→ Instructions to follow:
Scan the data below and pick out the lines containing the word "this".

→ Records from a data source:

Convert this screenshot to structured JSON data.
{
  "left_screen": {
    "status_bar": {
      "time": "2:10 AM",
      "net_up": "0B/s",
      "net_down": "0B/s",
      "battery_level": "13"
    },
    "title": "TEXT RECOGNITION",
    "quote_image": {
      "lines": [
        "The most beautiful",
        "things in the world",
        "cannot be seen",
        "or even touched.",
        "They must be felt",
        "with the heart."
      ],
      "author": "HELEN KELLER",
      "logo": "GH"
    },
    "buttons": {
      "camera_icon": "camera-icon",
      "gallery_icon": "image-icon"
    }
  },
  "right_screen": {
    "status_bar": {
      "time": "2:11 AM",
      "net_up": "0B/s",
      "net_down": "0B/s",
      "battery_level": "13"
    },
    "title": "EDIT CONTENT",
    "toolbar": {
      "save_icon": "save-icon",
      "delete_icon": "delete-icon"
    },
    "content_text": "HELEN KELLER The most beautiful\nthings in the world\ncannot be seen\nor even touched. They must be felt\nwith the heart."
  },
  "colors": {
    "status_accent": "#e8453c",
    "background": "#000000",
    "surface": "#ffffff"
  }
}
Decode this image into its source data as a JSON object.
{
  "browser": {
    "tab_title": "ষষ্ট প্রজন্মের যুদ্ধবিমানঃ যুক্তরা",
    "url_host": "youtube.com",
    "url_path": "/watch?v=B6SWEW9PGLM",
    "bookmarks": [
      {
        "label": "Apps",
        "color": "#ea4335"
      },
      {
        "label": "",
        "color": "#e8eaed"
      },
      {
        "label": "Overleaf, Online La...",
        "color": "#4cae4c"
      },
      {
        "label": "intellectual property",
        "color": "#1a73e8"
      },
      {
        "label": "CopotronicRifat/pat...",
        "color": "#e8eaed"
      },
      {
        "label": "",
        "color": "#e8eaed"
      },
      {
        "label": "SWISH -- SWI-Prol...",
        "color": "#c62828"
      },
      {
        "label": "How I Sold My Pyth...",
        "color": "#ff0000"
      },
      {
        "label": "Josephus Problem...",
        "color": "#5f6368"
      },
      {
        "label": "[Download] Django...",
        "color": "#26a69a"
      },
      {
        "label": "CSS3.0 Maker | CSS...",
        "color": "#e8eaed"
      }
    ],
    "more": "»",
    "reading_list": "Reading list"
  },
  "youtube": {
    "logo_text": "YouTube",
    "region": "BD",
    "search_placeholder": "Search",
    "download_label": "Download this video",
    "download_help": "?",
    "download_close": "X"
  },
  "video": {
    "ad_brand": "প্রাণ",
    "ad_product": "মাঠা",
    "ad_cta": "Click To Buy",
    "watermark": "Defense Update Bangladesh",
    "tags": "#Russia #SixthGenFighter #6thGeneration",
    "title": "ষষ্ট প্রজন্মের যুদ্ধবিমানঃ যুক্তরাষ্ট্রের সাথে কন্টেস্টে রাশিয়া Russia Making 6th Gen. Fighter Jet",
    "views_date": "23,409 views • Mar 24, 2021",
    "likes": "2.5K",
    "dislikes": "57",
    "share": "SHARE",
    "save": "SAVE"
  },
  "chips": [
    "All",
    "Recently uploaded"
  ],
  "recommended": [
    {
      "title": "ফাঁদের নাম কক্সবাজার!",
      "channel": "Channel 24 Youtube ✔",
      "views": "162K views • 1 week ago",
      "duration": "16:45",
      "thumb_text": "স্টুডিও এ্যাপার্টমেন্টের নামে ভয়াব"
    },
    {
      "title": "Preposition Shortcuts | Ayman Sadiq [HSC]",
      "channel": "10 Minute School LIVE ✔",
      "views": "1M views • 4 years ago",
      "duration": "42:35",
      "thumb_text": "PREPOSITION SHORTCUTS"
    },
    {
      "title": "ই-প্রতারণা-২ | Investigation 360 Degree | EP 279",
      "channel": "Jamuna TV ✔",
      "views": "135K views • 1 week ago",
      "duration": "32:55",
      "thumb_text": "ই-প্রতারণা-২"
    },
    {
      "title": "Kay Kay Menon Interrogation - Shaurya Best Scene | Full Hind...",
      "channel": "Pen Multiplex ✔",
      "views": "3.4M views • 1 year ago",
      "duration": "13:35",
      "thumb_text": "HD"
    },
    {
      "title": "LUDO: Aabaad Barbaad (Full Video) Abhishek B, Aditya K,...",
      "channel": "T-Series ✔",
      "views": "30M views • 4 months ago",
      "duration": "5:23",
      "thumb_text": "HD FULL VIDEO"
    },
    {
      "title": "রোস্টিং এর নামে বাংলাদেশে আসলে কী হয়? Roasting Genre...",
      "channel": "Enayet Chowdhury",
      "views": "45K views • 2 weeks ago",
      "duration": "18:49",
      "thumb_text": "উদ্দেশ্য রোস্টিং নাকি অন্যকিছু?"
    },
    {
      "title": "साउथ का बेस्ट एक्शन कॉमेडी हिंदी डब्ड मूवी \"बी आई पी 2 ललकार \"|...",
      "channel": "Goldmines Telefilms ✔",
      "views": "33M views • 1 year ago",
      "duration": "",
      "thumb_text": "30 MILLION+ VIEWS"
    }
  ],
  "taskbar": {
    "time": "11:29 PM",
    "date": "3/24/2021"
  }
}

→ Full answer:
Convert this screenshot to structured JSON data.
Decode this image into its source data as a JSON object.
    "download_label": "Download this video",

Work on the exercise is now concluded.